## Direction
The records should be written out in full, with nothing altered.

(Extracted data entries)
####

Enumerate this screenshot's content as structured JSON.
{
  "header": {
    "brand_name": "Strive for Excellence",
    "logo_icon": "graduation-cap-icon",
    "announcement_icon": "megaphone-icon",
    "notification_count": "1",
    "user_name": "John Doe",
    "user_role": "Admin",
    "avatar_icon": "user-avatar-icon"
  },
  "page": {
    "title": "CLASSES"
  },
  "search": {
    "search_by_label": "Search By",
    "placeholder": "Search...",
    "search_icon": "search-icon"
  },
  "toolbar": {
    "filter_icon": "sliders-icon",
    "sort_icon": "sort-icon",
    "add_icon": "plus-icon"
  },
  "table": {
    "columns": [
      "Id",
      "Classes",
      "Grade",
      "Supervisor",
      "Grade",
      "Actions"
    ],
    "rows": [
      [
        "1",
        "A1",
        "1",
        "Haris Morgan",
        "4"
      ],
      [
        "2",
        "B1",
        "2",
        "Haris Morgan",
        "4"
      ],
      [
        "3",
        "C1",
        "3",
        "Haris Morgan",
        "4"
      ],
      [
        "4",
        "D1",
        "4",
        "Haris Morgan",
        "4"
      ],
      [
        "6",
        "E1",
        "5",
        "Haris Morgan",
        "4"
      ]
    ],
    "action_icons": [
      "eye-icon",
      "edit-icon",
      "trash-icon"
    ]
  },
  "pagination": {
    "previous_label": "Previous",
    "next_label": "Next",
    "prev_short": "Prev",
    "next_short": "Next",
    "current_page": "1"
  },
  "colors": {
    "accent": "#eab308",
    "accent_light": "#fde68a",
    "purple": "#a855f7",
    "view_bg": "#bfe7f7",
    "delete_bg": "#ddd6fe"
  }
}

####

## Written response
Enumerate this screenshot's content as structured JSON.
{
  "header": {
    "brand_name": "Strive for Excellence",
    "logo_icon": "graduation-cap-icon",
    "announcement_icon": "megaphone-icon",
    "notification_count": "1",
    "user_name": "John Doe",
    "user_role": "Admin",
    "avatar_icon": "user-avatar-icon"
  },
  "page": {
    "title": "CLASSES"
  },
  "search": {
    "search_by_label": "Search By",
    "placeholder": "Search...",
    "search_icon": "search-icon"
  },
  "toolbar": {
    "filter_icon": "sliders-icon",
    "sort_icon": "sort-icon",
    "add_icon": "plus-icon"
  },
  "table": {
    "columns": [
      "Id",
      "Classes",
      "Grade",
      "Supervisor",
      "Grade",
      "Actions"
    ],
    "rows": [
      [
        "1",
        "A1",
        "1",
        "Haris Morgan",
        "4"
      ],
      [
        "2",
        "B1",
        "2",
        "Haris Morgan",
        "4"
      ],
      [
        "3",
        "C1",
        "3",
        "Haris Morgan",
        "4"
      ],
      [
        "4",
        "D1",
        "4",
        "Haris Morgan",
        "4"
      ],
      [
        "6",
        "E1",
        "5",
        "Haris Morgan",
        "4"
      ]
    ],
    "action_icons": [
      "eye-icon",
      "edit-icon",
      "trash-icon"
    ]
  },
  "pagination": {
    "previous_label": "Previous",
    "next_label": "Next",
    "prev_short": "Prev",
    "next_short": "Next",
    "current_page": "1"
  },
  "colors": {
    "accent": "#eab308",
    "accent_light": "#fde68a",
    "purple": "#a855f7",
    "view_bg": "#bfe7f7",
    "delete_bg": "#ddd6fe"
  }
}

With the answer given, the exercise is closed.